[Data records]
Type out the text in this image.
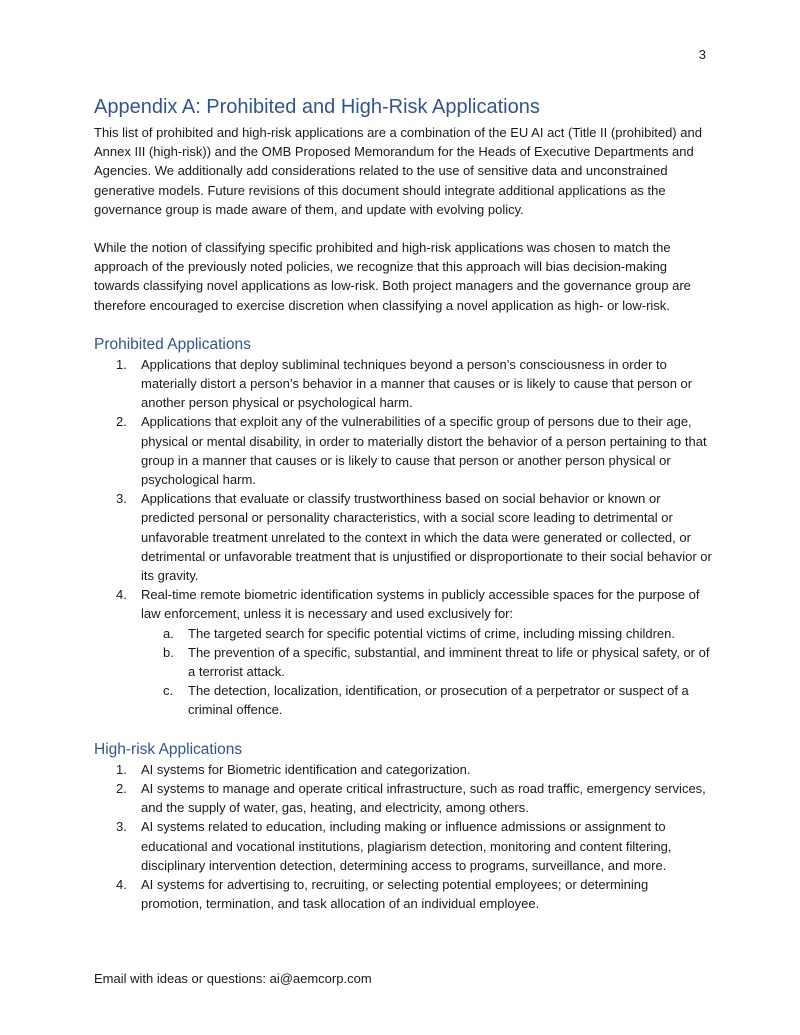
3
Appendix A: Prohibited and High-Risk Applications

This list of prohibited and high-risk applications are a combination of the EU AI act (Title II (prohibited) and Annex III (high-risk)) and the OMB Proposed Memorandum for the Heads of Executive Departments and Agencies. We additionally add considerations related to the use of sensitive data and unconstrained generative models. Future revisions of this document should integrate additional applications as the governance group is made aware of them, and update with evolving policy.

While the notion of classifying specific prohibited and high-risk applications was chosen to match the approach of the previously noted policies, we recognize that this approach will bias decision-making towards classifying novel applications as low-risk. Both project managers and the governance group are therefore encouraged to exercise discretion when classifying a novel application as high- or low-risk.

Prohibited Applications
1. Applications that deploy subliminal techniques beyond a person’s consciousness in order to materially distort a person’s behavior in a manner that causes or is likely to cause that person or another person physical or psychological harm.
2. Applications that exploit any of the vulnerabilities of a specific group of persons due to their age, physical or mental disability, in order to materially distort the behavior of a person pertaining to that group in a manner that causes or is likely to cause that person or another person physical or psychological harm.
3. Applications that evaluate or classify trustworthiness based on social behavior or known or predicted personal or personality characteristics, with a social score leading to detrimental or unfavorable treatment unrelated to the context in which the data were generated or collected, or detrimental or unfavorable treatment that is unjustified or disproportionate to their social behavior or its gravity.
4. Real-time remote biometric identification systems in publicly accessible spaces for the purpose of law enforcement, unless it is necessary and used exclusively for:
a. The targeted search for specific potential victims of crime, including missing children.
b. The prevention of a specific, substantial, and imminent threat to life or physical safety, or of a terrorist attack.
c. The detection, localization, identification, or prosecution of a perpetrator or suspect of a criminal offence.
High-risk Applications
1. AI systems for Biometric identification and categorization.
2. AI systems to manage and operate critical infrastructure, such as road traffic, emergency services, and the supply of water, gas, heating, and electricity, among others.
3. AI systems related to education, including making or influence admissions or assignment to educational and vocational institutions, plagiarism detection, monitoring and content filtering, disciplinary intervention detection, determining access to programs, surveillance, and more.
4. AI systems for advertising to, recruiting, or selecting potential employees; or determining promotion, termination, and task allocation of an individual employee.
Email with ideas or questions: ai@aemcorp.com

### Instruction
Leave the pictures out and copy the rest of the data exactly.

### Result of this exercise
Type out the text in this image.
3
Appendix A: Prohibited and High-Risk Applications

This list of prohibited and high-risk applications are a combination of the EU AI act (Title II (prohibited) and Annex III (high-risk)) and the OMB Proposed Memorandum for the Heads of Executive Departments and Agencies. We additionally add considerations related to the use of sensitive data and unconstrained generative models. Future revisions of this document should integrate additional applications as the governance group is made aware of them, and update with evolving policy.

While the notion of classifying specific prohibited and high-risk applications was chosen to match the approach of the previously noted policies, we recognize that this approach will bias decision-making towards classifying novel applications as low-risk. Both project managers and the governance group are therefore encouraged to exercise discretion when classifying a novel application as high- or low-risk.

Prohibited Applications
1. Applications that deploy subliminal techniques beyond a person’s consciousness in order to materially distort a person’s behavior in a manner that causes or is likely to cause that person or another person physical or psychological harm.
2. Applications that exploit any of the vulnerabilities of a specific group of persons due to their age, physical or mental disability, in order to materially distort the behavior of a person pertaining to that group in a manner that causes or is likely to cause that person or another person physical or psychological harm.
3. Applications that evaluate or classify trustworthiness based on social behavior or known or predicted personal or personality characteristics, with a social score leading to detrimental or unfavorable treatment unrelated to the context in which the data were generated or collected, or detrimental or unfavorable treatment that is unjustified or disproportionate to their social behavior or its gravity.
4. Real-time remote biometric identification systems in publicly accessible spaces for the purpose of law enforcement, unless it is necessary and used exclusively for:
a. The targeted search for specific potential victims of crime, including missing children.
b. The prevention of a specific, substantial, and imminent threat to life or physical safety, or of a terrorist attack.
c. The detection, localization, identification, or prosecution of a perpetrator or suspect of a criminal offence.
High-risk Applications
1. AI systems for Biometric identification and categorization.
2. AI systems to manage and operate critical infrastructure, such as road traffic, emergency services, and the supply of water, gas, heating, and electricity, among others.
3. AI systems related to education, including making or influence admissions or assignment to educational and vocational institutions, plagiarism detection, monitoring and content filtering, disciplinary intervention detection, determining access to programs, surveillance, and more.
4. AI systems for advertising to, recruiting, or selecting potential employees; or determining promotion, termination, and task allocation of an individual employee.
Email with ideas or questions: ai@aemcorp.com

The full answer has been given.